## Given exercise:
All of the data below must be repeated exactly.

+++

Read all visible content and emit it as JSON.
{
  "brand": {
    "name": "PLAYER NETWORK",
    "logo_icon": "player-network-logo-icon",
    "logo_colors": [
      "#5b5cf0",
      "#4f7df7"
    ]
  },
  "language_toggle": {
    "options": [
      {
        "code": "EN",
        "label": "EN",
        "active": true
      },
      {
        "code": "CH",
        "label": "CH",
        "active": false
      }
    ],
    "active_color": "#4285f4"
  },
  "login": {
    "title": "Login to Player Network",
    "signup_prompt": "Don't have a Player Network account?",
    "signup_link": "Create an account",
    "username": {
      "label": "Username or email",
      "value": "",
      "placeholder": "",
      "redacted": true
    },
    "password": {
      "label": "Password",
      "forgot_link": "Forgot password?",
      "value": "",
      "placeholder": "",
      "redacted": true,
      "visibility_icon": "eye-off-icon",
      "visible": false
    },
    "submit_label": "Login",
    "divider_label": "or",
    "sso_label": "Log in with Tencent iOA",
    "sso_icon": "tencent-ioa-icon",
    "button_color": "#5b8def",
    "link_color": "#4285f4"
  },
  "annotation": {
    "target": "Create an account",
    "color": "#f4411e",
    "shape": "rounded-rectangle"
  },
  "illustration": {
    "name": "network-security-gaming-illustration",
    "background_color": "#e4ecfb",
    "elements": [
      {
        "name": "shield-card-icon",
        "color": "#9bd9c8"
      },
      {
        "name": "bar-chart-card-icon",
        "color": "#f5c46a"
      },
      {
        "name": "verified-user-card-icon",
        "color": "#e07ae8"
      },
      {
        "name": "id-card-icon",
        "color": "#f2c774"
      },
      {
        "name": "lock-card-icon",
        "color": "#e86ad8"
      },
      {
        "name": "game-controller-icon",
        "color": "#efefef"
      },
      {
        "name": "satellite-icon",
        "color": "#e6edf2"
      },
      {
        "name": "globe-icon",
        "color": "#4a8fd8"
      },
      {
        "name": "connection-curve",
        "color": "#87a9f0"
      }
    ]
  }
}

+++

## Finished exercise:
Read all visible content and emit it as JSON.
{
  "brand": {
    "name": "PLAYER NETWORK",
    "logo_icon": "player-network-logo-icon",
    "logo_colors": [
      "#5b5cf0",
      "#4f7df7"
    ]
  },
  "language_toggle": {
    "options": [
      {
        "code": "EN",
        "label": "EN",
        "active": true
      },
      {
        "code": "CH",
        "label": "CH",
        "active": false
      }
    ],
    "active_color": "#4285f4"
  },
  "login": {
    "title": "Login to Player Network",
    "signup_prompt": "Don't have a Player Network account?",
    "signup_link": "Create an account",
    "username": {
      "label": "Username or email",
      "value": "",
      "placeholder": "",
      "redacted": true
    },
    "password": {
      "label": "Password",
      "forgot_link": "Forgot password?",
      "value": "",
      "placeholder": "",
      "redacted": true,
      "visibility_icon": "eye-off-icon",
      "visible": false
    },
    "submit_label": "Login",
    "divider_label": "or",
    "sso_label": "Log in with Tencent iOA",
    "sso_icon": "tencent-ioa-icon",
    "button_color": "#5b8def",
    "link_color": "#4285f4"
  },
  "annotation": {
    "target": "Create an account",
    "color": "#f4411e",
    "shape": "rounded-rectangle"
  },
  "illustration": {
    "name": "network-security-gaming-illustration",
    "background_color": "#e4ecfb",
    "elements": [
      {
        "name": "shield-card-icon",
        "color": "#9bd9c8"
      },
      {
        "name": "bar-chart-card-icon",
        "color": "#f5c46a"
      },
      {
        "name": "verified-user-card-icon",
        "color": "#e07ae8"
      },
      {
        "name": "id-card-icon",
        "color": "#f2c774"
      },
      {
        "name": "lock-card-icon",
        "color": "#e86ad8"
      },
      {
        "name": "game-controller-icon",
        "color": "#efefef"
      },
      {
        "name": "satellite-icon",
        "color": "#e6edf2"
      },
      {
        "name": "globe-icon",
        "color": "#4a8fd8"
      },
      {
        "name": "connection-curve",
        "color": "#87a9f0"
      }
    ]
  }
}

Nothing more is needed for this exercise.